TEXT SHOWN =>

·····

# 1:29ish retro vehicles



## dieseldude (Apr 21, 2009)

Is there a source for decent vehicles in 1:29 (or reasonably close) size? I'm interested in 1940's - 1960's. I've tried some 1:32 stuff, but my figures and trains look too big next to them. There are plenty of real cool 1:24 vehicles out there, but they might be too big! Then there is the issue of..... If I go with 1:24 sized vehicles, then my buildings and people will also need to be that size. Will a 1:29 scale train look funny pulling into a 1:24 scale station full of 1:24 scale people and cars? Hmmmmm....... Has anyone else been in this dilemma?


----------



## ThinkerT (Jan 2, 2008)

You might want to check out some of DA Winters comments in the 'Indoor' subforum. 

He found (purely subjective) that 1/24 vehicles and figures looked 'about right' next to 1/29 trains. 

Also, keep in mind that getting a 1/24 figure into a 1/24 car or truck is...extremely difficult at best. Usually, you have to drop down a size to make the figures fit (1/29 figure into 1/24 vehicle).


----------



## Fritz (Jan 11, 2008)

·····

SET PROBLEM 1 => Edit the records from the line containing "member-row: pspace justerhan#2413" through the line containing "953, 1799, 974]" by changing "role-row" to "role-entry" and leaving everything else as it is.
The forum thread and the records have no connection to each other.

·····

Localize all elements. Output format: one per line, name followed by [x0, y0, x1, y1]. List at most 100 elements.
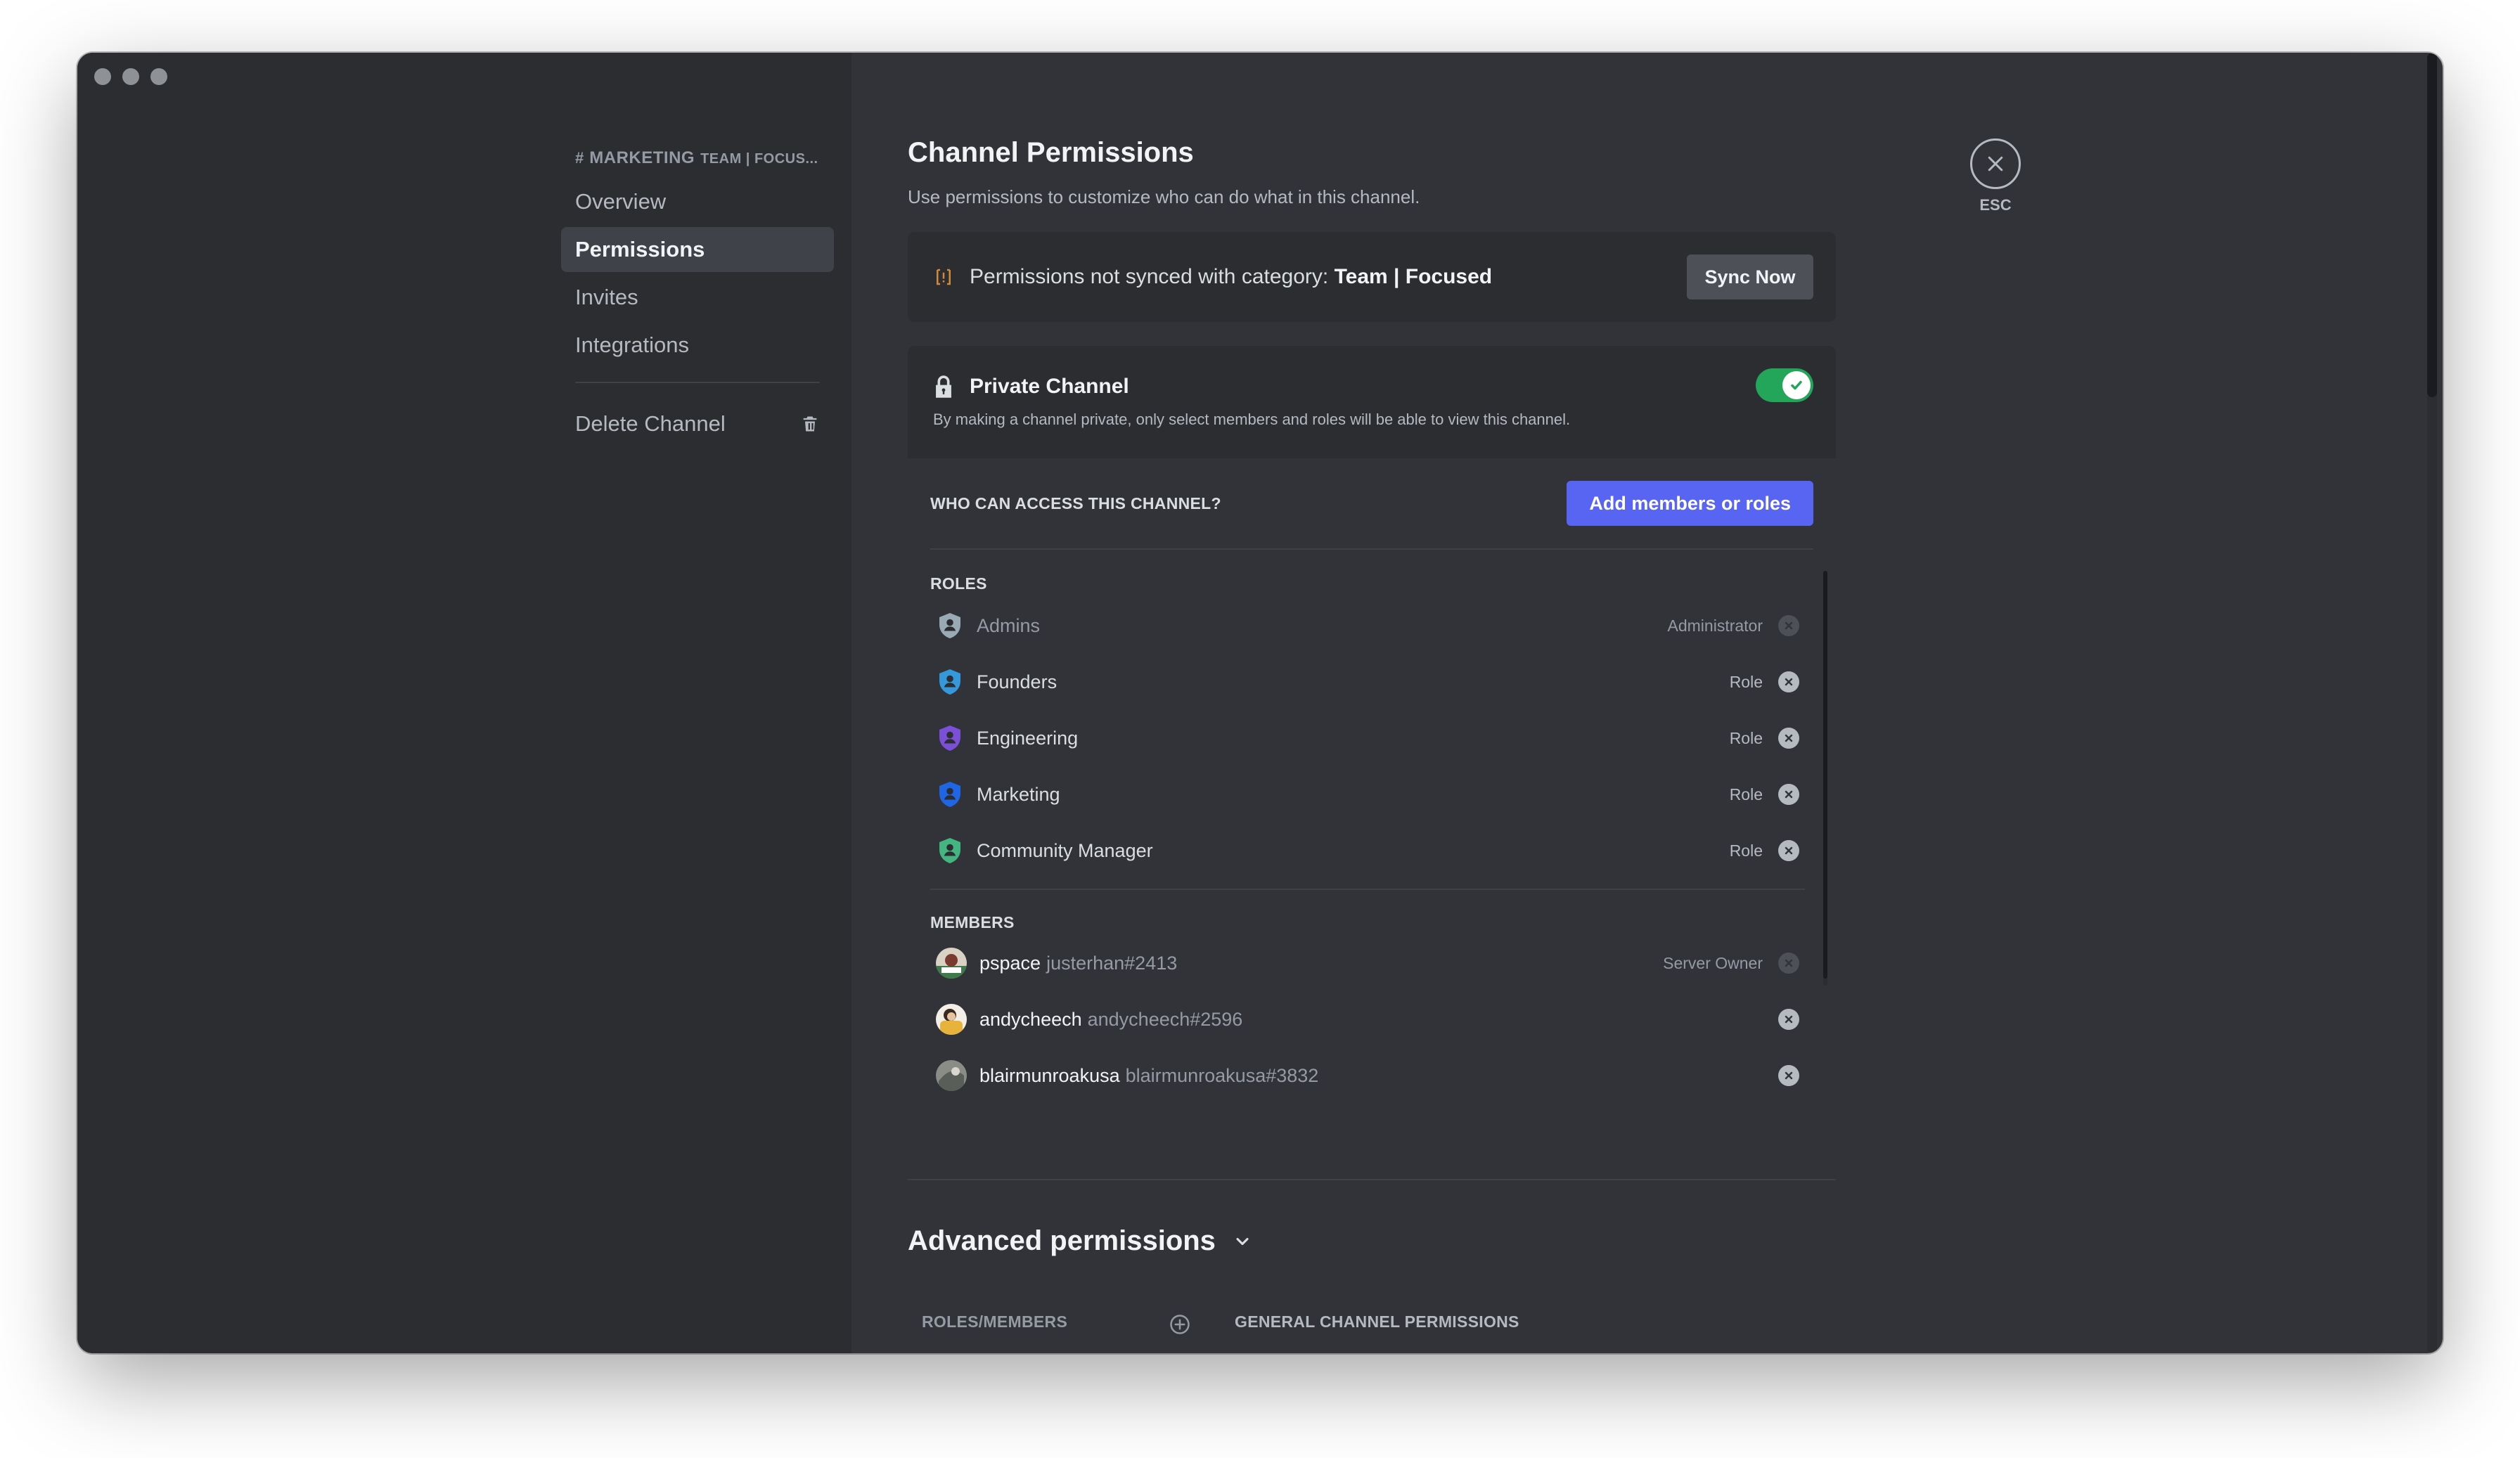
member-row: pspace justerhan#2413 Server Owner	[930, 935, 1805, 991]
access-section: WHO CAN ACCESS THIS CHANNEL? Add members…	[908, 458, 1836, 1105]
member-name: blairmunroakusa	[979, 1064, 1120, 1086]
window-minimize-dot[interactable]	[122, 68, 139, 85]
role-name: Community Manager	[977, 839, 1153, 861]
role-row: Marketing Role	[930, 766, 1805, 822]
role-row: Community Manager Role	[930, 822, 1805, 879]
remove-member-button	[1778, 953, 1799, 974]
sidebar-item-permissions[interactable]: Permissions	[561, 227, 834, 272]
settings-sidebar: # MARKETING TEAM | FOCUS... Overview Per…	[77, 53, 851, 1353]
access-heading: WHO CAN ACCESS THIS CHANNEL?	[930, 493, 1221, 512]
general-permissions-column: GENERAL CHANNEL PERMISSIONS	[1235, 1312, 1519, 1331]
role-name: Admins	[977, 614, 1041, 636]
member-tag: andycheech#2596	[1087, 1008, 1243, 1030]
role-name: Marketing	[977, 783, 1060, 805]
member-tag: blairmunroakusa#3832	[1125, 1064, 1319, 1086]
sidebar-item-overview[interactable]: Overview	[561, 179, 834, 224]
delete-channel-label: Delete Channel	[575, 411, 726, 436]
advanced-permissions-title: Advanced permissions	[908, 1225, 1216, 1256]
close-icon	[1785, 790, 1793, 799]
role-shield-icon	[936, 724, 964, 752]
trash-icon	[803, 416, 817, 432]
sidebar-item-integrations[interactable]: Integrations	[561, 323, 834, 368]
page-description: Use permissions to customize who can do …	[908, 186, 1420, 207]
remove-role-button[interactable]	[1778, 784, 1799, 805]
add-members-button[interactable]: Add members or roles	[1567, 481, 1813, 526]
sidebar-item-label: Integrations	[575, 333, 689, 357]
sidebar-channel-header: # MARKETING TEAM | FOCUS...	[561, 137, 834, 179]
role-shield-icon	[936, 612, 964, 640]
member-avatar	[936, 1060, 967, 1091]
remove-role-button[interactable]	[1778, 671, 1799, 692]
close-icon	[1785, 621, 1793, 630]
role-name: Engineering	[977, 727, 1079, 749]
roles-heading: ROLES	[930, 574, 987, 593]
close-icon	[1785, 959, 1793, 967]
role-shield-icon	[936, 837, 964, 865]
close-icon	[1785, 678, 1793, 686]
close-icon	[1988, 156, 2003, 172]
member-avatar	[936, 948, 967, 979]
member-name: pspace	[979, 952, 1041, 974]
close-icon	[1785, 734, 1793, 742]
sync-notice: Permissions not synced with category: Te…	[908, 232, 1836, 322]
member-name: andycheech	[979, 1008, 1082, 1030]
role-shield-icon	[936, 780, 964, 808]
remove-role-button[interactable]	[1778, 728, 1799, 749]
members-heading: MEMBERS	[930, 913, 1015, 931]
close-icon	[1785, 1015, 1793, 1024]
member-avatar	[936, 1004, 967, 1035]
page-title: Channel Permissions	[908, 137, 1194, 168]
close-icon	[1785, 1071, 1793, 1080]
settings-main: Channel Permissions Use permissions to c…	[851, 53, 2443, 1353]
sidebar-divider	[575, 382, 820, 383]
close-icon	[1785, 846, 1793, 855]
sidebar-item-label: Permissions	[575, 237, 705, 262]
add-role-icon[interactable]	[1169, 1314, 1190, 1335]
advanced-columns: ROLES/MEMBERS GENERAL CHANNEL PERMISSION…	[908, 1312, 1836, 1341]
channel-category: TEAM | FOCUS...	[700, 151, 818, 167]
window-close-dot[interactable]	[94, 68, 111, 85]
advanced-divider	[908, 1179, 1836, 1180]
role-type: Role	[1729, 841, 1763, 860]
private-channel-toggle[interactable]	[1756, 368, 1813, 402]
advanced-permissions-toggle[interactable]: Advanced permissions	[908, 1225, 1252, 1257]
remove-role-button	[1778, 615, 1799, 636]
remove-member-button[interactable]	[1778, 1009, 1799, 1030]
sidebar-item-invites[interactable]: Invites	[561, 275, 834, 320]
lock-icon	[936, 375, 951, 398]
sync-message-prefix: Permissions not synced with category:	[970, 265, 1335, 288]
sync-warning-icon	[937, 269, 951, 285]
settings-window: # MARKETING TEAM | FOCUS... Overview Per…	[77, 53, 2443, 1353]
remove-role-button[interactable]	[1778, 840, 1799, 861]
remove-member-button[interactable]	[1778, 1065, 1799, 1086]
role-row: Engineering Role	[930, 710, 1805, 766]
private-channel-subtitle: By making a channel private, only select…	[933, 411, 1571, 428]
role-type: Role	[1729, 785, 1763, 804]
role-row: Founders Role	[930, 654, 1805, 710]
role-name: Founders	[977, 671, 1058, 692]
role-shield-icon	[936, 668, 964, 696]
list-divider	[930, 889, 1805, 890]
access-list-scroll-thumb[interactable]	[1823, 571, 1827, 979]
delete-channel-button[interactable]: Delete Channel	[561, 401, 834, 446]
role-row: Admins Administrator	[930, 598, 1805, 654]
access-list[interactable]: ROLES Admins Administrator Founders Role Eng…	[930, 571, 1827, 1104]
member-tag: justerhan#2413	[1046, 952, 1178, 974]
main-scroll-thumb[interactable]	[2427, 53, 2437, 397]
sync-now-button[interactable]: Sync Now	[1687, 254, 1813, 299]
member-row: blairmunroakusa blairmunroakusa#3832	[930, 1047, 1805, 1104]
roles-members-column: ROLES/MEMBERS	[922, 1312, 1068, 1331]
close-settings-button[interactable]: ESC	[1969, 138, 2022, 214]
private-channel-card: Private Channel By making a channel priv…	[908, 346, 1836, 1105]
private-channel-title: Private Channel	[970, 375, 1129, 398]
window-controls	[94, 68, 167, 85]
esc-label: ESC	[1979, 196, 2012, 214]
sidebar-item-label: Invites	[575, 285, 638, 309]
window-maximize-dot[interactable]	[150, 68, 167, 85]
sync-category-name: Team | Focused	[1334, 265, 1493, 288]
role-type: Role	[1729, 672, 1763, 691]
member-type: Server Owner	[1663, 953, 1763, 972]
chevron-down-icon	[1236, 1237, 1249, 1245]
sync-message: Permissions not synced with category: Te…	[970, 265, 1492, 289]
member-row: andycheech andycheech#2596	[930, 991, 1805, 1047]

·····

SET PROBLEM 2 => Copy the thread on 1:29 retro vehicles word for word, starting with "## dieseldude (Apr" and going on through "(Jan 2, 2008)".

COMPLETE RESPONSE 1 =>
member-row: pspace justerhan#2413 Server Owner	[930, 935, 1805, 991]
access-section: WHO CAN ACCESS THIS CHANNEL? Add members…	[908, 458, 1836, 1105]
member-name: blairmunroakusa	[979, 1064, 1120, 1086]
window-minimize-dot[interactable]	[122, 68, 139, 85]
role-name: Community Manager	[977, 839, 1153, 861]
role-entry: Marketing Role	[930, 766, 1805, 822]
role-entry: Community Manager Role	[930, 822, 1805, 879]
remove-member-button	[1778, 953, 1799, 974]

COMPLETE RESPONSE 2 =>
## dieseldude (Apr 21, 2009)

Is there a source for decent vehicles in 1:29 (or reasonably close) size? I'm interested in 1940's - 1960's. I've tried some 1:32 stuff, but my figures and trains look too big next to them. There are plenty of real cool 1:24 vehicles out there, but they might be too big! Then there is the issue of..... If I go with 1:24 sized vehicles, then my buildings and people will also need to be that size. Will a 1:29 scale train look funny pulling into a 1:24 scale station full of 1:24 scale people and cars? Hmmmmm....... Has anyone else been in this dilemma?


----------



## ThinkerT (Jan 2, 2008)